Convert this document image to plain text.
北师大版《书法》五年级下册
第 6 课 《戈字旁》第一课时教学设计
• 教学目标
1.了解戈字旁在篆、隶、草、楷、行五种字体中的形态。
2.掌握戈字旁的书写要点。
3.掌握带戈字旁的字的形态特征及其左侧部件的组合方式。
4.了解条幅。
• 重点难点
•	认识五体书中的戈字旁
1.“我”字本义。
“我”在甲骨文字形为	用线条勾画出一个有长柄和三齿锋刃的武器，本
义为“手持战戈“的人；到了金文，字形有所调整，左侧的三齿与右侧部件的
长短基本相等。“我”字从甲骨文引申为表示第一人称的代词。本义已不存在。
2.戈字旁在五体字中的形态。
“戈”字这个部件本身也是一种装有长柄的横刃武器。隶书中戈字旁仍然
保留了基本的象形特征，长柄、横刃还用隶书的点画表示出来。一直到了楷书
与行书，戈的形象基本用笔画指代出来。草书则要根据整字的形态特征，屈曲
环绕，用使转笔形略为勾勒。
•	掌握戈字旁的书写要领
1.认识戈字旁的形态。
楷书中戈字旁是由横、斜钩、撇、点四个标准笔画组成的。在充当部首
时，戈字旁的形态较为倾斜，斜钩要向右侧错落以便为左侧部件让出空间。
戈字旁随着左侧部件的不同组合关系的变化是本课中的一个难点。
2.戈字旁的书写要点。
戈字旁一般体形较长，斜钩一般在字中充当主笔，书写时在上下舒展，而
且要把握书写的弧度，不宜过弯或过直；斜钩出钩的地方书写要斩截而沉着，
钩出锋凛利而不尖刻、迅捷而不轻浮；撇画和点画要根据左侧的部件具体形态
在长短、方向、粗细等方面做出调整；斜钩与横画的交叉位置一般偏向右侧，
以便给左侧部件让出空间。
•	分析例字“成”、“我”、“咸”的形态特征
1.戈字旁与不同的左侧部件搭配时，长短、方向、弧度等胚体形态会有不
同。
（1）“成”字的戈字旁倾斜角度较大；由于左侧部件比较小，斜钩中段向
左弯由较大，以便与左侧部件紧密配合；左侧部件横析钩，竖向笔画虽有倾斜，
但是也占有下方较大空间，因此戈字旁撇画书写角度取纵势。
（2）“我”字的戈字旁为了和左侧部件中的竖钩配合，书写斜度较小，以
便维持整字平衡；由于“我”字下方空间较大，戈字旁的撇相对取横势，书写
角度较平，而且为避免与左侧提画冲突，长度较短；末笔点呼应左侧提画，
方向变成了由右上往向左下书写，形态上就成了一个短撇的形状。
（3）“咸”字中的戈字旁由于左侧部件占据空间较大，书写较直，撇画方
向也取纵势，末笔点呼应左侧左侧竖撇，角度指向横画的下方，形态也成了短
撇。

* * *

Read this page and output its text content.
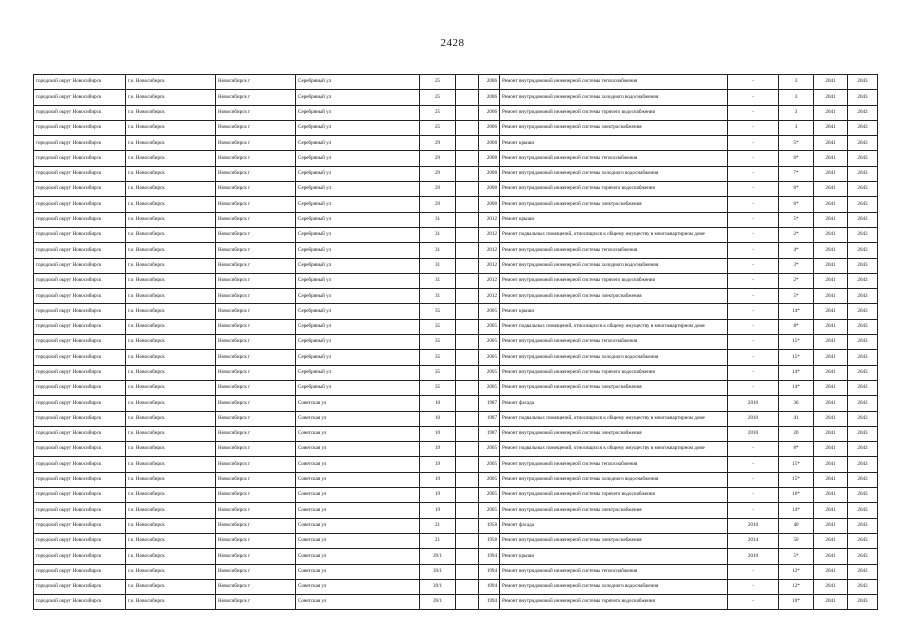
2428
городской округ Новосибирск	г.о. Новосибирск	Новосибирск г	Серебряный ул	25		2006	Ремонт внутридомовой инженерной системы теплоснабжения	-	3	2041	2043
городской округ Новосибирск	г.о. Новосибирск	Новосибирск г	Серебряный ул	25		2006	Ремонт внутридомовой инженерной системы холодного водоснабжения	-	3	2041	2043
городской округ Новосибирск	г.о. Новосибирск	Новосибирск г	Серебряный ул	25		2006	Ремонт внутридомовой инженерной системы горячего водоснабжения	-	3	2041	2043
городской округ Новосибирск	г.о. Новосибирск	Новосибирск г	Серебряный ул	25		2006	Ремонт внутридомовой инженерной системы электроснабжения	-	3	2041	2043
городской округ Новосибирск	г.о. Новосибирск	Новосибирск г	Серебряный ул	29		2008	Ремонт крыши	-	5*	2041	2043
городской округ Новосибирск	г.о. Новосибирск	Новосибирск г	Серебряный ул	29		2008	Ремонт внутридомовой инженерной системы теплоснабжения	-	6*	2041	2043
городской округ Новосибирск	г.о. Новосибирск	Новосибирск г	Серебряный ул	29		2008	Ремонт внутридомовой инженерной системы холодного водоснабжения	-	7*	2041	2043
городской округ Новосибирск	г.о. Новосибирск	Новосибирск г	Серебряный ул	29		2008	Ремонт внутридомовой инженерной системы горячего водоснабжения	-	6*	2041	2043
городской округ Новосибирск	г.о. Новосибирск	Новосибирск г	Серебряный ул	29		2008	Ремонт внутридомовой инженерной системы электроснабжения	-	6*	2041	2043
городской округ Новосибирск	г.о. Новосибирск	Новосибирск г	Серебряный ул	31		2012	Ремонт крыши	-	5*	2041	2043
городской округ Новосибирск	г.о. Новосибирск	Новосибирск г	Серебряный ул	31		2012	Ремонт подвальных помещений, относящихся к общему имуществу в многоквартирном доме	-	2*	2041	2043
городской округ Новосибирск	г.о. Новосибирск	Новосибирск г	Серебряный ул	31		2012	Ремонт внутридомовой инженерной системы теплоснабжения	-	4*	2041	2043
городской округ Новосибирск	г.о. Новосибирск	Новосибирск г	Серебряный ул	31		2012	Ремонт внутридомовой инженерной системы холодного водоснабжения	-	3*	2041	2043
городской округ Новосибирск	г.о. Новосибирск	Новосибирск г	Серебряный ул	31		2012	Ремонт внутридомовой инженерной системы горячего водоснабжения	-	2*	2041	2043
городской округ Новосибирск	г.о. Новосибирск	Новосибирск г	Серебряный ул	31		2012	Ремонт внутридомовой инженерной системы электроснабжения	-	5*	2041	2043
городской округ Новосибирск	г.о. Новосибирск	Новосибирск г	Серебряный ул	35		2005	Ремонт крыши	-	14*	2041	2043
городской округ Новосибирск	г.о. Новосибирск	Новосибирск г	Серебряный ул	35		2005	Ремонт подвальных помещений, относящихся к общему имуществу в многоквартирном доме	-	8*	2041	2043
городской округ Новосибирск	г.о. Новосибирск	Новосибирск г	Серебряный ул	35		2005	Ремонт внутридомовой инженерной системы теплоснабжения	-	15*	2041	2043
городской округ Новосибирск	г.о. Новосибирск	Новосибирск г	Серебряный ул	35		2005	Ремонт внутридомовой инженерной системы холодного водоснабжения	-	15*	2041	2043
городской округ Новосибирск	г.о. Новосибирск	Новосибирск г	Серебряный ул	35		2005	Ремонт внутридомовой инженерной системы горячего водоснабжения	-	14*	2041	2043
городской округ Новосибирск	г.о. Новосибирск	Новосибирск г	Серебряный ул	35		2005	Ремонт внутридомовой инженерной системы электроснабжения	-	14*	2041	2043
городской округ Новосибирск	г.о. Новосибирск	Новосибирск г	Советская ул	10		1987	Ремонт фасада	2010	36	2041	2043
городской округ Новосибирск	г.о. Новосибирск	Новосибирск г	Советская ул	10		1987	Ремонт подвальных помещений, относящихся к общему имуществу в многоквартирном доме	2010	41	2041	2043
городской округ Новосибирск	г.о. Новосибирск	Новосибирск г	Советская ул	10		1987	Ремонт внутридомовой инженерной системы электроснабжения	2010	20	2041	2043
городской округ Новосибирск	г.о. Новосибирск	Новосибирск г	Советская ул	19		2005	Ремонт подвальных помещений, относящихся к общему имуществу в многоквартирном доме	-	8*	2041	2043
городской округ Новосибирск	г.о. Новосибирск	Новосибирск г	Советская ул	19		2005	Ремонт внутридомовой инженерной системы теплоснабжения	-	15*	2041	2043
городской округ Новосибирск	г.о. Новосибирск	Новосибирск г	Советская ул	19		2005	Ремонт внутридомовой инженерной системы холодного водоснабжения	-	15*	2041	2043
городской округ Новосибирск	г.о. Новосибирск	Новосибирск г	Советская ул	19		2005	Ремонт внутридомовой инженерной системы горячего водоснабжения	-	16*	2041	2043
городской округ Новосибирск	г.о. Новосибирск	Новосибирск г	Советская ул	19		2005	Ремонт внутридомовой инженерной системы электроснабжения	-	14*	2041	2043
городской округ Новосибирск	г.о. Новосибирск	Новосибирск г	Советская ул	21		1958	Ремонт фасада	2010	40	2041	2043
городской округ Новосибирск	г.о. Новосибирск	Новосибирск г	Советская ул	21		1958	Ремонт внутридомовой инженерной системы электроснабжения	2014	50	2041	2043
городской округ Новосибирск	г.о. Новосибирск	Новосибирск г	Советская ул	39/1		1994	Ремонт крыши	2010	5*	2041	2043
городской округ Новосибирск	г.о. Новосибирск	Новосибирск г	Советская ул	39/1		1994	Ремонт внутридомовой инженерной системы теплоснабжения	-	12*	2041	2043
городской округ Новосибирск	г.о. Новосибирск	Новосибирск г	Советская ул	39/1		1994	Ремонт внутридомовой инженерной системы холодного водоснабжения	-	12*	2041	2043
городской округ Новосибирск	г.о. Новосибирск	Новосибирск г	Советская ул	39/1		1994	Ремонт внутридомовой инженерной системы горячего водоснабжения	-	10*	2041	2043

■ WHAT YOU SHOULD DO ■
Show every line from the entries above in which "фасада" appears.

■ EXERCISE SOLUTION ■
городской округ Новосибирск	г.о. Новосибирск	Новосибирск г	Советская ул	10		1987	Ремонт фасада	2010	36	2041	2043
городской округ Новосибирск	г.о. Новосибирск	Новосибирск г	Советская ул	21		1958	Ремонт фасада	2010	40	2041	2043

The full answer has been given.